SHORT EXERCISE — Each entry here needs to be set down again exactly, please; pictures are left out.

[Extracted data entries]
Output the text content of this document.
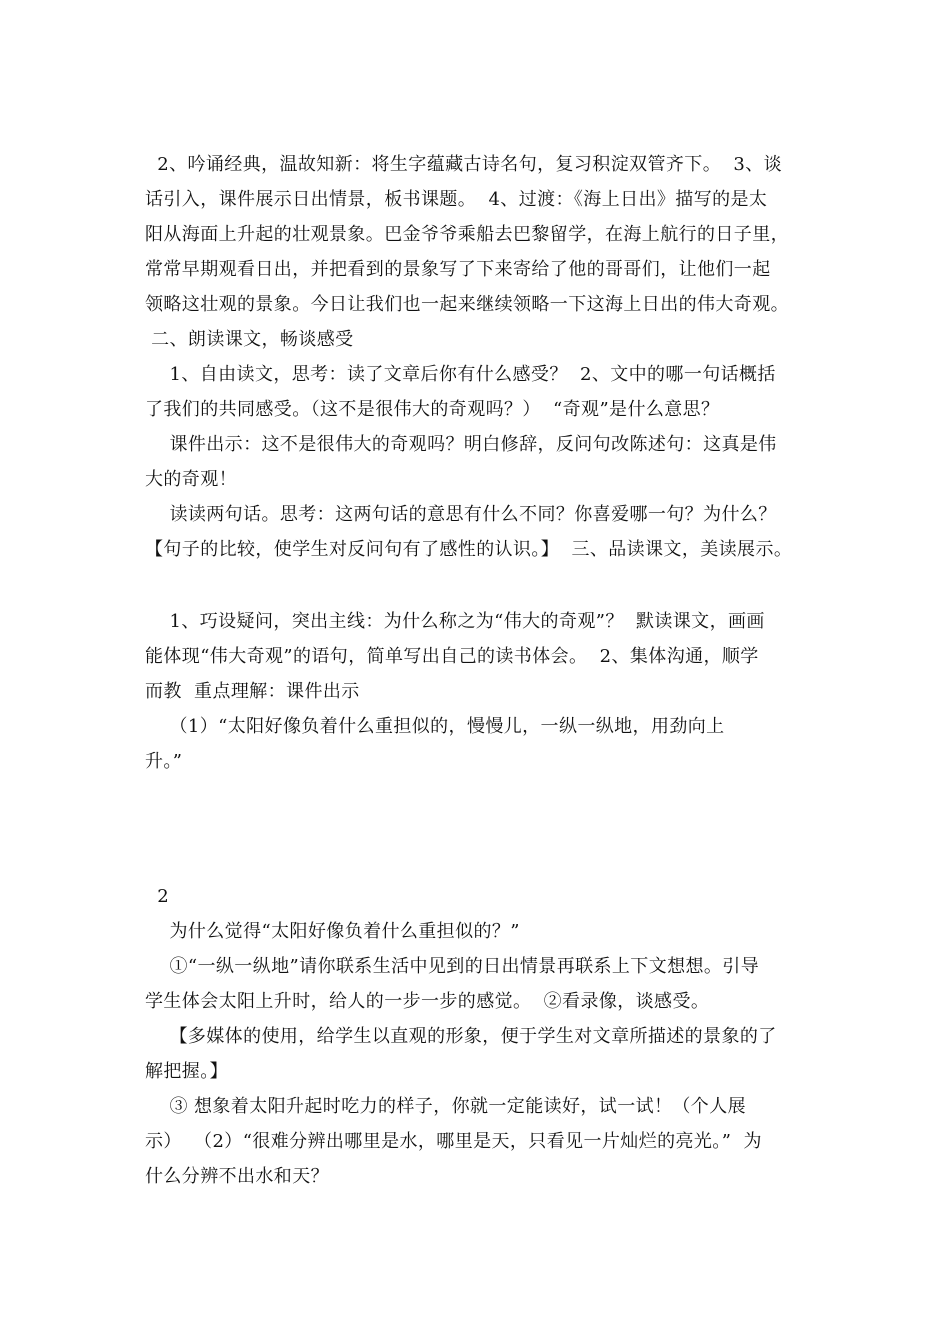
2、吟诵经典，温故知新：将生字蕴藏古诗名句，复习积淀双管齐下。  3、谈
话引入，课件展示日出情景，板书课题。  4、过渡：《海上日出》描写的是太
阳从海面上升起的壮观景象。巴金爷爷乘船去巴黎留学，在海上航行的日子里，
常常早期观看日出，并把看到的景象写了下来寄给了他的哥哥们，让他们一起
领略这壮观的景象。今日让我们也一起来继续领略一下这海上日出的伟大奇观。
二、朗读课文，畅谈感受
1、自由读文，思考：读了文章后你有什么感受？  2、文中的哪一句话概括
了我们的共同感受。（这不是很伟大的奇观吗？）  “奇观”是什么意思？
课件出示：这不是很伟大的奇观吗？明白修辞，反问句改陈述句：这真是伟
大的奇观！
读读两句话。思考：这两句话的意思有什么不同？你喜爱哪一句？为什么？
【句子的比较，使学生对反问句有了感性的认识。】  三、品读课文，美读展示。
1、巧设疑问，突出主线：为什么称之为“伟大的奇观”？  默读课文，画画
能体现“伟大奇观”的语句，简单写出自己的读书体会。  2、集体沟通，顺学
而教  重点理解：课件出示
（1）“太阳好像负着什么重担似的，慢慢儿，一纵一纵地，用劲向上
升。”
2
为什么觉得“太阳好像负着什么重担似的？”
①“一纵一纵地”请你联系生活中见到的日出情景再联系上下文想想。引导
学生体会太阳上升时，给人的一步一步的感觉。  ②看录像，谈感受。
【多媒体的使用，给学生以直观的形象，便于学生对文章所描述的景象的了
解把握。】
③ 想象着太阳升起时吃力的样子，你就一定能读好，试一试！（个人展
示）  （2）“很难分辨出哪里是水，哪里是天，只看见一片灿烂的亮光。”  为
什么分辨不出水和天？
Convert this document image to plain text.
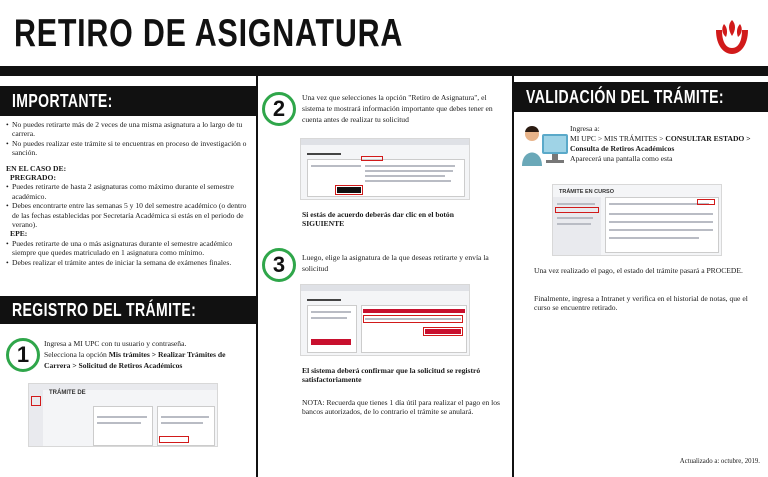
RETIRO DE ASIGNATURA
IMPORTANTE:
• No puedes retirarte más de 2 veces de una misma asignatura a lo largo de tu carrera.
• No puedes realizar este trámite si te encuentras en proceso de investigación o sanción.
EN EL CASO DE:
PREGRADO:
• Puedes retirarte de hasta 2 asignaturas como máximo durante el semestre académico.
• Debes encontrarte entre las semanas 5 y 10 del semestre académico (o dentro de las fechas establecidas por Secretaría Académica si estás en el periodo de verano).
EPE:
• Puedes retirarte de una o más asignaturas durante el semestre académico siempre que quedes matriculado en 1 asignatura como mínimo.
• Debes realizar el trámite antes de iniciar la semana de exámenes finales.
REGISTRO DEL TRÁMITE:
1 Ingresa a MI UPC con tu usuario y contraseña.
Selecciona la opción Mis trámites > Realizar Trámites de Carrera > Solicitud de Retiros Académicos
TRÁMITE DE
2 Una vez que selecciones la opción "Retiro de Asignatura", el sistema te mostrará información importante que debes tener en cuenta antes de realizar tu solicitud
Si estás de acuerdo deberás dar clic en el botón SIGUIENTE
3 Luego, elige la asignatura de la que deseas retirarte y envía la solicitud
El sistema deberá confirmar que la solicitud se registró satisfactoriamente
NOTA: Recuerda que tienes 1 día útil para realizar el pago en los bancos autorizados, de lo contrario el trámite se anulará.
VALIDACIÓN DEL TRÁMITE:
Ingresa a:
MI UPC > MIS TRÁMITES > CONSULTAR ESTADO > Consulta de Retiros Académicos
Aparecerá una pantalla como esta
TRÁMITE EN CURSO
Una vez realizado el pago, el estado del trámite pasará a PROCEDE.
Finalmente, ingresa a Intranet y verifica en el historial de notas, que el curso se encuentre retirado.
Actualizado a: octubre, 2019.
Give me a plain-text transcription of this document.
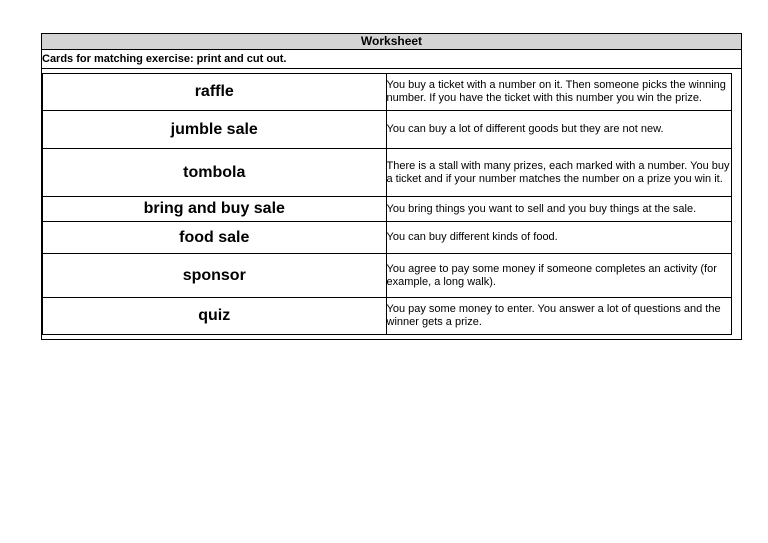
Worksheet
Cards for matching exercise: print and cut out.
raffle	You buy a ticket with a number on it. Then someone picks the winning number. If you have the ticket with this number you win the prize.
jumble sale	You can buy a lot of different goods but they are not new.
tombola	There is a stall with many prizes, each marked with a number. You buy a ticket and if your number matches the number on a prize you win it.
bring and buy sale	You bring things you want to sell and you buy things at the sale.
food sale	You can buy different kinds of food.
sponsor	You agree to pay some money if someone completes an activity (for example, a long walk).
quiz	You pay some money to enter. You answer a lot of questions and the winner gets a prize.
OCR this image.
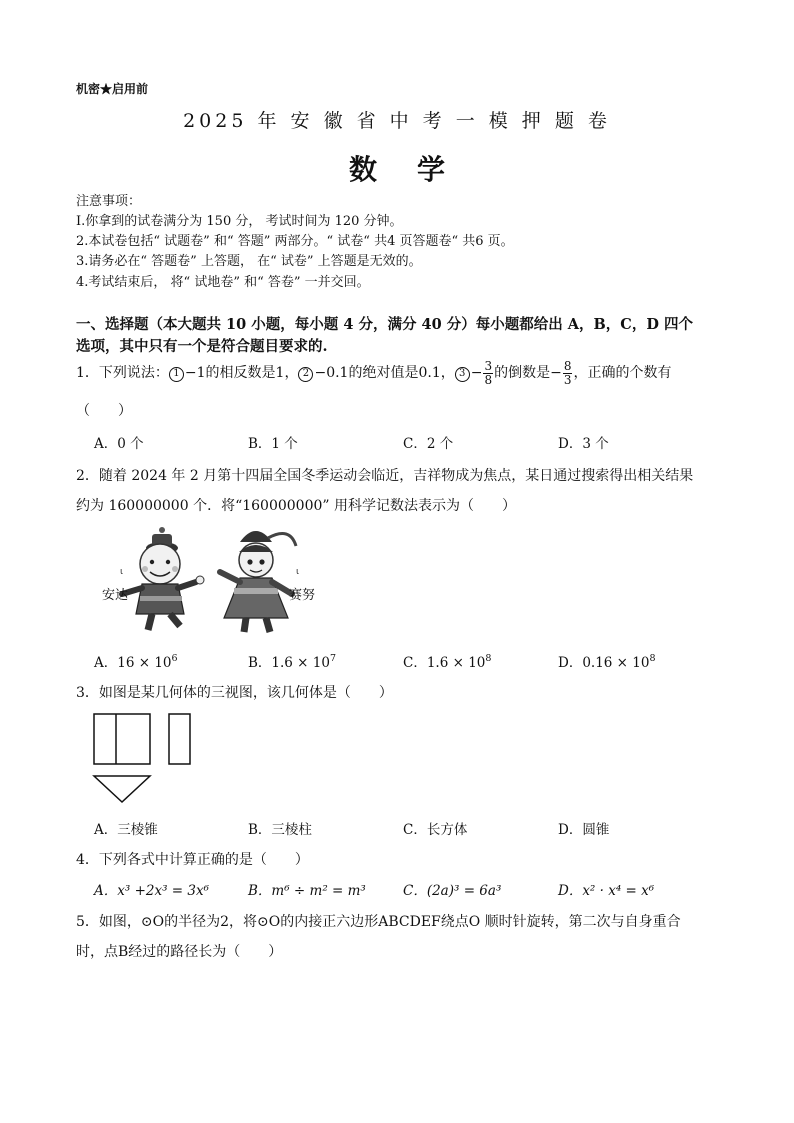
机密★启用前
2025 年 安 徽 省 中 考 一 模 押 题 卷
数学
注意事项：
I.你拿到的试卷满分为 150 分， 考试时间为 120 分钟。
2.本试卷包括“ 试题卷” 和“ 答题” 两部分。“ 试卷“ 共4 页答题卷“ 共6 页。
3.请务必在“ 答题卷” 上答题， 在“ 试卷” 上答题是无效的。
4.考试结束后， 将“ 试地卷” 和“ 答卷” 一并交回。
一、选择题（本大题共 10 小题，每小题 4 分，满分 40 分）每小题都给出 A，B，C，D 四个
选项，其中只有一个是符合题目要求的.
1．下列说法： 1 −1的相反数是1， 2 −0.1的绝对值是0.1， $3 - \frac{3}{8}$ 的倒数是− $\frac{8}{3}$ ，正确的个数有
（　　）
A．0 个	B．1 个	C．2 个	D．3 个
2．随着 2024 年 2 月第十四届全国冬季运动会临近，吉祥物成为焦点，某日通过搜索得出相关结果
约为 160000000 个．将“160000000” 用科学记数法表示为（　　）
ɩ	ɩ
安达	赛努
A．$16 \times 10^6$	B．$1.6 \times 10^7$	C．$1.6 \times 10^8$	D．$0.16 \times 10^8$
3．如图是某几何体的三视图，该几何体是（　　）
A．三棱锥	B．三棱柱	C．长方体	D．圆锥
4．下列各式中计算正确的是（　　）
A．x³ +2x³ = 3x⁶	B．m⁶ ÷ m² = m³	C．(2a)³ = 6a³	D．x² · x⁴ = x⁶
5．如图，⊙O的半径为2，将⊙O的内接正六边形ABCDEF绕点O 顺时针旋转，第二次与自身重合
时，点B经过的路径长为（　　）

RESULT FOR THIS TASK —
Output the text content of this document.
2、吟诵经典，温故知新：将生字蕴藏古诗名句，复习积淀双管齐下。  3、谈
话引入，课件展示日出情景，板书课题。  4、过渡：《海上日出》描写的是太
阳从海面上升起的壮观景象。巴金爷爷乘船去巴黎留学，在海上航行的日子里，
常常早期观看日出，并把看到的景象写了下来寄给了他的哥哥们，让他们一起
领略这壮观的景象。今日让我们也一起来继续领略一下这海上日出的伟大奇观。
二、朗读课文，畅谈感受
1、自由读文，思考：读了文章后你有什么感受？  2、文中的哪一句话概括
了我们的共同感受。（这不是很伟大的奇观吗？）  “奇观”是什么意思？
课件出示：这不是很伟大的奇观吗？明白修辞，反问句改陈述句：这真是伟
大的奇观！
读读两句话。思考：这两句话的意思有什么不同？你喜爱哪一句？为什么？
【句子的比较，使学生对反问句有了感性的认识。】  三、品读课文，美读展示。
1、巧设疑问，突出主线：为什么称之为“伟大的奇观”？  默读课文，画画
能体现“伟大奇观”的语句，简单写出自己的读书体会。  2、集体沟通，顺学
而教  重点理解：课件出示
（1）“太阳好像负着什么重担似的，慢慢儿，一纵一纵地，用劲向上
升。”
2
为什么觉得“太阳好像负着什么重担似的？”
①“一纵一纵地”请你联系生活中见到的日出情景再联系上下文想想。引导
学生体会太阳上升时，给人的一步一步的感觉。  ②看录像，谈感受。
【多媒体的使用，给学生以直观的形象，便于学生对文章所描述的景象的了
解把握。】
③ 想象着太阳升起时吃力的样子，你就一定能读好，试一试！（个人展
示）  （2）“很难分辨出哪里是水，哪里是天，只看见一片灿烂的亮光。”  为
什么分辨不出水和天？
Convert this document image to plain text.
RETIRO DE ASIGNATURA
IMPORTANTE:
• No puedes retirarte más de 2 veces de una misma asignatura a lo largo de tu carrera.
• No puedes realizar este trámite si te encuentras en proceso de investigación o sanción.
EN EL CASO DE:
PREGRADO:
• Puedes retirarte de hasta 2 asignaturas como máximo durante el semestre académico.
• Debes encontrarte entre las semanas 5 y 10 del semestre académico (o dentro de las fechas establecidas por Secretaría Académica si estás en el periodo de verano).
EPE:
• Puedes retirarte de una o más asignaturas durante el semestre académico siempre que quedes matriculado en 1 asignatura como mínimo.
• Debes realizar el trámite antes de iniciar la semana de exámenes finales.
REGISTRO DEL TRÁMITE:
1 Ingresa a MI UPC con tu usuario y contraseña.
Selecciona la opción Mis trámites > Realizar Trámites de Carrera > Solicitud de Retiros Académicos
TRÁMITE DE
2 Una vez que selecciones la opción "Retiro de Asignatura", el sistema te mostrará información importante que debes tener en cuenta antes de realizar tu solicitud
Si estás de acuerdo deberás dar clic en el botón SIGUIENTE
3 Luego, elige la asignatura de la que deseas retirarte y envía la solicitud
El sistema deberá confirmar que la solicitud se registró satisfactoriamente
NOTA: Recuerda que tienes 1 día útil para realizar el pago en los bancos autorizados, de lo contrario el trámite se anulará.
VALIDACIÓN DEL TRÁMITE:
Ingresa a:
MI UPC > MIS TRÁMITES > CONSULTAR ESTADO > Consulta de Retiros Académicos
Aparecerá una pantalla como esta
TRÁMITE EN CURSO
Una vez realizado el pago, el estado del trámite pasará a PROCEDE.
Finalmente, ingresa a Intranet y verifica en el historial de notas, que el curso se encuentre retirado.
Actualizado a: octubre, 2019.
Give me a plain-text transcription of this document.
Worksheet
Cards for matching exercise: print and cut out.
raffle	You buy a ticket with a number on it. Then someone picks the winning number. If you have the ticket with this number you win the prize.
jumble sale	You can buy a lot of different goods but they are not new.
tombola	There is a stall with many prizes, each marked with a number. You buy a ticket and if your number matches the number on a prize you win it.
bring and buy sale	You bring things you want to sell and you buy things at the sale.
food sale	You can buy different kinds of food.
sponsor	You agree to pay some money if someone completes an activity (for example, a long walk).
quiz	You pay some money to enter. You answer a lot of questions and the winner gets a prize.
OCR this image.
机密★启用前
2025 年 安 徽 省 中 考 一 模 押 题 卷
数学
注意事项：
I.你拿到的试卷满分为 150 分， 考试时间为 120 分钟。
2.本试卷包括“ 试题卷” 和“ 答题” 两部分。“ 试卷“ 共4 页答题卷“ 共6 页。
3.请务必在“ 答题卷” 上答题， 在“ 试卷” 上答题是无效的。
4.考试结束后， 将“ 试地卷” 和“ 答卷” 一并交回。
一、选择题（本大题共 10 小题，每小题 4 分，满分 40 分）每小题都给出 A，B，C，D 四个
选项，其中只有一个是符合题目要求的.
1．下列说法： 1 −1的相反数是1， 2 −0.1的绝对值是0.1， $3 - \frac{3}{8}$ 的倒数是− $\frac{8}{3}$ ，正确的个数有
（　　）
A．0 个	B．1 个	C．2 个	D．3 个
2．随着 2024 年 2 月第十四届全国冬季运动会临近，吉祥物成为焦点，某日通过搜索得出相关结果
约为 160000000 个．将“160000000” 用科学记数法表示为（　　）
ɩ	ɩ
安达	赛努
A．$16 \times 10^6$	B．$1.6 \times 10^7$	C．$1.6 \times 10^8$	D．$0.16 \times 10^8$
3．如图是某几何体的三视图，该几何体是（　　）
A．三棱锥	B．三棱柱	C．长方体	D．圆锥
4．下列各式中计算正确的是（　　）
A．x³ +2x³ = 3x⁶	B．m⁶ ÷ m² = m³	C．(2a)³ = 6a³	D．x² · x⁴ = x⁶
5．如图，⊙O的半径为2，将⊙O的内接正六边形ABCDEF绕点O 顺时针旋转，第二次与自身重合
时，点B经过的路径长为（　　）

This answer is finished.